**Task goal**: Identify every line in the records below that contains the word "Законына", and reproduce each one.

=== Material provided ===

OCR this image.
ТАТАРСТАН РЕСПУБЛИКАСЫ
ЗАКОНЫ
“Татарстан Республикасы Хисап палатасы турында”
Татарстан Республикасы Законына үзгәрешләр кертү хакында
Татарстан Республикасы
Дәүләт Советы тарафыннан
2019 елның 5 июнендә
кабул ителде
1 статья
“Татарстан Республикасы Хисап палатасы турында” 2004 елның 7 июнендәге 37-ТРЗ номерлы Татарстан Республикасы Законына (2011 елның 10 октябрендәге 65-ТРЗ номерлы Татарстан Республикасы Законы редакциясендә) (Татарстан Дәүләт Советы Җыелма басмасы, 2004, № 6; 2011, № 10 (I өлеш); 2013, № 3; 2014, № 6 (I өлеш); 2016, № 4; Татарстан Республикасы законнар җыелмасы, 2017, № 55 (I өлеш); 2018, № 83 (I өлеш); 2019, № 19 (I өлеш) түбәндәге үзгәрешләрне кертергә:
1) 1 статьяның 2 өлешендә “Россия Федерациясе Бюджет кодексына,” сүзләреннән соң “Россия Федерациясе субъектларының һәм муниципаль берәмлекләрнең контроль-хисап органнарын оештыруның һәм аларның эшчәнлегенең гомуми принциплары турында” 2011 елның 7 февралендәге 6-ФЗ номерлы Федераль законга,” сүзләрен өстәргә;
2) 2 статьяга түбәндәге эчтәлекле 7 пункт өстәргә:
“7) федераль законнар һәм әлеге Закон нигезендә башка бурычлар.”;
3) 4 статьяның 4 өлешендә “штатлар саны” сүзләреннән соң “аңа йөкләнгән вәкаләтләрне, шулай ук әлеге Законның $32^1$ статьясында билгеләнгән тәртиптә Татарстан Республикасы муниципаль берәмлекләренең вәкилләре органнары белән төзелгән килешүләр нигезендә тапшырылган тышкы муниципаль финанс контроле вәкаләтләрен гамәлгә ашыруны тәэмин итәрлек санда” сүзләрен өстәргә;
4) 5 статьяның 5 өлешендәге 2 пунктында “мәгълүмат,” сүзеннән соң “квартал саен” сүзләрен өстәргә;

===

**Exercise solution**:
Татарстан Республикасы Законына үзгәрешләр кертү хакында
“Татарстан Республикасы Хисап палатасы турында” 2004 елның 7 июнендәге 37-ТРЗ номерлы Татарстан Республикасы Законына (2011 елның 10 октябрендәге 65-ТРЗ номерлы Татарстан Республикасы Законы редакциясендә) (Татарстан Дәүләт Советы Җыелма басмасы, 2004, № 6; 2011, № 10 (I өлеш); 2013, № 3; 2014, № 6 (I өлеш); 2016, № 4; Татарстан Республикасы законнар җыелмасы, 2017, № 55 (I өлеш); 2018, № 83 (I өлеш); 2019, № 19 (I өлеш) түбәндәге үзгәрешләрне кертергә:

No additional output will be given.